» Görev:
Aşağıdaki, vekâlet ücretinin nasıl belirleneceğini anlatan sayfa alıntısını son cümlesinden sonra devam ettirin.

» Sayfa alıntısı:
Kanımızca, böylesi bir durumda, harçlar kanununda ki ilkeler ışığında, ilamda
yer alması gereken müddeabihin saptaması yapılmalıdır. Yukarıda ki
anlatımlardan anlaşıldığı gibi bu saptama yapılırken davanın kimin tarafından
kazanıldığının önemi yoktur. Bu aşamadan sonra ise, davaya son veren taraf
işlemi açısından vekilin katkısı değerlendirilmeli ve bunun yanı sıra taraf
işlemi oluşuncaya kadar geçen süredeki emek dikkate alınmalı ve bu emek AAÜT
deki en az değere ek olarak değerlendirilmelidir.
Emeğe
göre değişen oran saptaması özünde akdi vekalet ücretinin içinde yer alan
başarıya göre ücret saptamasının bir yansımasıdır.

» Ham veriler:
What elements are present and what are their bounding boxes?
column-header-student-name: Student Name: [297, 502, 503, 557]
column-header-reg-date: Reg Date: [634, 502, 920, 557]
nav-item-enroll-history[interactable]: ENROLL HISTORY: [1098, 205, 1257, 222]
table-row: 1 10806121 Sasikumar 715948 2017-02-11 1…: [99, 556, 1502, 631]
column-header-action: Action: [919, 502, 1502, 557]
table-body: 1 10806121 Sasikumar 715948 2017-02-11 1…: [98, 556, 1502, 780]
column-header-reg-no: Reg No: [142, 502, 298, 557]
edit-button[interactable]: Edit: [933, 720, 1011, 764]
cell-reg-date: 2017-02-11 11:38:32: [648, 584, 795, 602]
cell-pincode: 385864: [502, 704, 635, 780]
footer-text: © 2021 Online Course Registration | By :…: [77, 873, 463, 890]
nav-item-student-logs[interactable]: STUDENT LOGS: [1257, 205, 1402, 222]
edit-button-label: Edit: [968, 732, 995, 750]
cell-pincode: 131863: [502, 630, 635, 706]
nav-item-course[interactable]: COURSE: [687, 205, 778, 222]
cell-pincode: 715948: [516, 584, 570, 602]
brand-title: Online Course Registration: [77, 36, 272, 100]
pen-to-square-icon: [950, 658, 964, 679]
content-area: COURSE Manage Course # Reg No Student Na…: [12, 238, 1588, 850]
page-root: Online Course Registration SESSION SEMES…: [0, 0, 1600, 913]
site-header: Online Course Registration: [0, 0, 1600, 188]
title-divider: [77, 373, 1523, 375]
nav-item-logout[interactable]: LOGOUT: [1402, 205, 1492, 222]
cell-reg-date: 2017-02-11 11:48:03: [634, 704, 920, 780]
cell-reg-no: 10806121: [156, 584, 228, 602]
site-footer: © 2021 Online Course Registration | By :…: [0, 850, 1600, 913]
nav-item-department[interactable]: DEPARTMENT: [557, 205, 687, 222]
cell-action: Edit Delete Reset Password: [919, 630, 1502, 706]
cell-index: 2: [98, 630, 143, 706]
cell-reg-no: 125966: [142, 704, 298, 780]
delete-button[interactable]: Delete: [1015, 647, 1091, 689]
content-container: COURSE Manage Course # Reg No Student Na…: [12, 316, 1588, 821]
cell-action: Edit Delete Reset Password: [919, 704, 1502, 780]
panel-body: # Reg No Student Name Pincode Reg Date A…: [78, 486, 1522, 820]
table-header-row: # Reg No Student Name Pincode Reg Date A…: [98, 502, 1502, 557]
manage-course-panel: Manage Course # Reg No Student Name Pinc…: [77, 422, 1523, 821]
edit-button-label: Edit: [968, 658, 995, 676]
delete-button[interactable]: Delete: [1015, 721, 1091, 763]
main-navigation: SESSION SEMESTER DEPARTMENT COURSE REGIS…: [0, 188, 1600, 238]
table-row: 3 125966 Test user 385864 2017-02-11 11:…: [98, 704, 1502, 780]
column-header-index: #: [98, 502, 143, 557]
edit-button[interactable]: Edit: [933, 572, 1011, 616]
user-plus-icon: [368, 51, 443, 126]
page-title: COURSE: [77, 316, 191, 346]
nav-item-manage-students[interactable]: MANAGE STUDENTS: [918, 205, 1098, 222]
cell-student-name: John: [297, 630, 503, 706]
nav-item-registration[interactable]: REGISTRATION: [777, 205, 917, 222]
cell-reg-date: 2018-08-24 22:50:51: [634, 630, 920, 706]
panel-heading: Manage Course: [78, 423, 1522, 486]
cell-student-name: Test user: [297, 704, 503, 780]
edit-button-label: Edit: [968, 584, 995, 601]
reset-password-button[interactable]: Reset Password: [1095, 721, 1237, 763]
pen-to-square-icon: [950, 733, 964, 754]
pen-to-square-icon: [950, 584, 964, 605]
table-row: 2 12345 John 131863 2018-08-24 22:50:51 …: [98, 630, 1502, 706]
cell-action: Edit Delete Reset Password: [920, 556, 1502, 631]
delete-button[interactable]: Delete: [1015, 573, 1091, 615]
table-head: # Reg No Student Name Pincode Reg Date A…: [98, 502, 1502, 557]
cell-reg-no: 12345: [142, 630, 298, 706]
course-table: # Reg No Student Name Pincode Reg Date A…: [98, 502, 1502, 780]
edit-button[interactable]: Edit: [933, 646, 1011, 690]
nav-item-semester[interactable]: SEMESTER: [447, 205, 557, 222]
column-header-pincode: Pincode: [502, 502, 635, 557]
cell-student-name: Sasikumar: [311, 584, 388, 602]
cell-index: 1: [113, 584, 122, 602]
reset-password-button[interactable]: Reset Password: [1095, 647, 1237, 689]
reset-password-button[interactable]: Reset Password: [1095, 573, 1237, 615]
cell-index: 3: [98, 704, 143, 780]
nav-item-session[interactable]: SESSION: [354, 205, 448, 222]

» Alıştırma sonucu:
Unutmadan
bir husus daha açıklamak isterim; eğer, Avukatlık Kanunu 164 maddeyi davanın
sonucunda kazanılan değere göre uygulamaya kalkarsak, yasada yasaklanan hasılı
davaya iştirak yani sonucundan pay almak yasağına aykırı davranışlara da olanak
tanımış oluruz.
Ben
bu olayı ilk kez bu boyutu ile değerlendirme gereğini duydum. Bu nedenle, katkı
ve eleştirilerinizi beklemekteyim.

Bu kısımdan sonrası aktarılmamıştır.